# WHAT THE TASK ASKS
Draw out every line with the word "ylabel" from the listing below.

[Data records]
Begin
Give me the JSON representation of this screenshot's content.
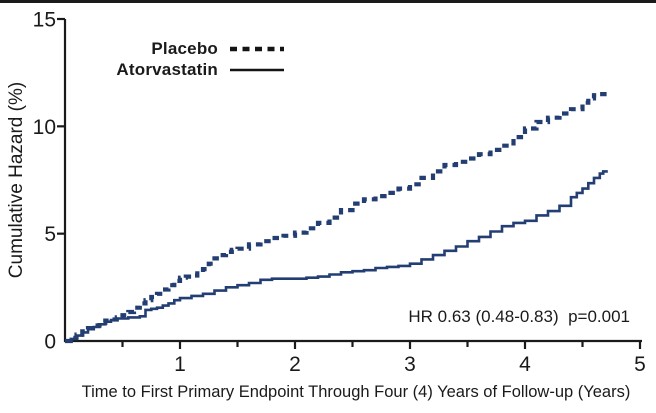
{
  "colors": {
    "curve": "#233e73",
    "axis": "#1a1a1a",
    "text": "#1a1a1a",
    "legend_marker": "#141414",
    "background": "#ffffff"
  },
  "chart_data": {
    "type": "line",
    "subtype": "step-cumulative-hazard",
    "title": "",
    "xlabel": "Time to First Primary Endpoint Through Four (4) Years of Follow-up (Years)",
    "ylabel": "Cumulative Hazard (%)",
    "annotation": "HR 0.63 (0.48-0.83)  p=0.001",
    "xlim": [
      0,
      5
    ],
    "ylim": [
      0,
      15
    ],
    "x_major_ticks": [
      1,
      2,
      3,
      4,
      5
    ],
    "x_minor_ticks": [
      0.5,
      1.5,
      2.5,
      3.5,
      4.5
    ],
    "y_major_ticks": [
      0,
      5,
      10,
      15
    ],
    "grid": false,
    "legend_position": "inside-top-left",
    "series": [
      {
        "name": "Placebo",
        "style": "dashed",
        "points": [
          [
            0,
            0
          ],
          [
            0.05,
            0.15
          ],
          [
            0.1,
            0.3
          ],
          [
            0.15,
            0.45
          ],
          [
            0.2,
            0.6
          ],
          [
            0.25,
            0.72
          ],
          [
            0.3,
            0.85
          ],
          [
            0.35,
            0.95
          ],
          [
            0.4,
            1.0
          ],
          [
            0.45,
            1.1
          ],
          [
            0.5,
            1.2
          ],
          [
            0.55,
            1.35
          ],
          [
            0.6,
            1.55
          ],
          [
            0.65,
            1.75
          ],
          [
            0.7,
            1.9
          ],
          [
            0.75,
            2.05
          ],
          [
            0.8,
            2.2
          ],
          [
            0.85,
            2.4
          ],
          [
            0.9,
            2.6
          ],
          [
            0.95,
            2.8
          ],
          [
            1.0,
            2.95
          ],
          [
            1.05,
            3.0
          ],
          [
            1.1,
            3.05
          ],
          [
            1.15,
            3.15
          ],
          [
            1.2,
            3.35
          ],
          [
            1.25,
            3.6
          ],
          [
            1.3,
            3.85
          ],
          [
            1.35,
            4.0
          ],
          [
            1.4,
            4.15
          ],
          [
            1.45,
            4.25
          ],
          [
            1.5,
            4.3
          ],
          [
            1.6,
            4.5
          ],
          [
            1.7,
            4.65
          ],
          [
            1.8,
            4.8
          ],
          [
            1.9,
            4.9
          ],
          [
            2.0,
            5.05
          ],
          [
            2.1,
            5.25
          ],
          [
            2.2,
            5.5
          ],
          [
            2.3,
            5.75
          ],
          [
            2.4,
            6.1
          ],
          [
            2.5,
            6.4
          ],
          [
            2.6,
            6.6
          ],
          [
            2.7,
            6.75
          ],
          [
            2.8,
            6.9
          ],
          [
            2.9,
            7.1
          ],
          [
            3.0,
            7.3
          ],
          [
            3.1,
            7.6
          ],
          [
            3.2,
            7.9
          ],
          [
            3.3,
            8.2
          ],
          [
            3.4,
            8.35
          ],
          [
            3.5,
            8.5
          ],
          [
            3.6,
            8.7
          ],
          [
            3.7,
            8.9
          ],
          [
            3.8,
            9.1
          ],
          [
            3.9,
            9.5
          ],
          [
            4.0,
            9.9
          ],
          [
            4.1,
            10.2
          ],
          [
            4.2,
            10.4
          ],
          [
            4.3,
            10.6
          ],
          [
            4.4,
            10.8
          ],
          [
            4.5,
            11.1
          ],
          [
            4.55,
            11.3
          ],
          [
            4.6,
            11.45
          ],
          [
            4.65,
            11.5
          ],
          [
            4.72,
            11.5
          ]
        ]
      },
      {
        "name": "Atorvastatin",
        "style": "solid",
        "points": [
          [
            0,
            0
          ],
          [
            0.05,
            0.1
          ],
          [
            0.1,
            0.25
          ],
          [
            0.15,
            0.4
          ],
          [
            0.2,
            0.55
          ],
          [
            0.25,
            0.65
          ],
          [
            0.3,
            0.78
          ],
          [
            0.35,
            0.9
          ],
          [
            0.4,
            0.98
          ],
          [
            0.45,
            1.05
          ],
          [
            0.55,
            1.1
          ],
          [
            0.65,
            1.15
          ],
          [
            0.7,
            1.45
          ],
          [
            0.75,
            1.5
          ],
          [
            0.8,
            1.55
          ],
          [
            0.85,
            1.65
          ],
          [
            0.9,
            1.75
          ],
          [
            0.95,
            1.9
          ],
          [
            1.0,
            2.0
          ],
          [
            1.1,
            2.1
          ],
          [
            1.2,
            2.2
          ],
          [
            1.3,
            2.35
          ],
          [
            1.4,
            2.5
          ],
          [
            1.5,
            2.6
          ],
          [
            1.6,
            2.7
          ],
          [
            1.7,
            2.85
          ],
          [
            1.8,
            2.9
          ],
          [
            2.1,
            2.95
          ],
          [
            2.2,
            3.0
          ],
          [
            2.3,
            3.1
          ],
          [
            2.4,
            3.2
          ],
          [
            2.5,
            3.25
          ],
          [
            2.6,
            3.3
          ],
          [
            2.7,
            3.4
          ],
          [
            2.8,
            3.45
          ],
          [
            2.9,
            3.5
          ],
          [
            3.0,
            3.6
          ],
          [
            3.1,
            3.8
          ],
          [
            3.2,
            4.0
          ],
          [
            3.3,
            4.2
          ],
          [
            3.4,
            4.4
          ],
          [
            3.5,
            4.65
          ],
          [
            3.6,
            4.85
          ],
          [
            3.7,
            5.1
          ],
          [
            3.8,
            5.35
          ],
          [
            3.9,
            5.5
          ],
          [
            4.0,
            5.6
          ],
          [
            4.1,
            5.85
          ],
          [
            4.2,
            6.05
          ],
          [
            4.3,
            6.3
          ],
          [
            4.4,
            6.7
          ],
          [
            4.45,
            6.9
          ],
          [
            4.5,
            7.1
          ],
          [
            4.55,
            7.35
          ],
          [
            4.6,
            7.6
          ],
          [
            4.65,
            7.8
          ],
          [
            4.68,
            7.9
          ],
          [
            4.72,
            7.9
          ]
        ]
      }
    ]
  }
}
End
Begin
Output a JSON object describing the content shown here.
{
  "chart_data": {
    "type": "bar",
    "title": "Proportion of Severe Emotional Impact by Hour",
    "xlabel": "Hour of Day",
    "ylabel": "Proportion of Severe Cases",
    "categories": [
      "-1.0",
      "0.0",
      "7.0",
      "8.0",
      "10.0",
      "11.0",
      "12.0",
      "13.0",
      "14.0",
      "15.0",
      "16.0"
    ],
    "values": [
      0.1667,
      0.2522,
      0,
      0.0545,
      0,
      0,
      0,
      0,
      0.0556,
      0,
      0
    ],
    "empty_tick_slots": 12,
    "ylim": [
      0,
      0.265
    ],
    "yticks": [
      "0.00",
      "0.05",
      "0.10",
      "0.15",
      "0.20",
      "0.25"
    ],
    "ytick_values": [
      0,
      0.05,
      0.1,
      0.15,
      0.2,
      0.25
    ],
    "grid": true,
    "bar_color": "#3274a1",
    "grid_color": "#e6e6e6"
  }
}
End
# EXERCISE RESULT
    "ylabel": "Cumulative Hazard (%)",
    "ylabel": "Proportion of Severe Cases",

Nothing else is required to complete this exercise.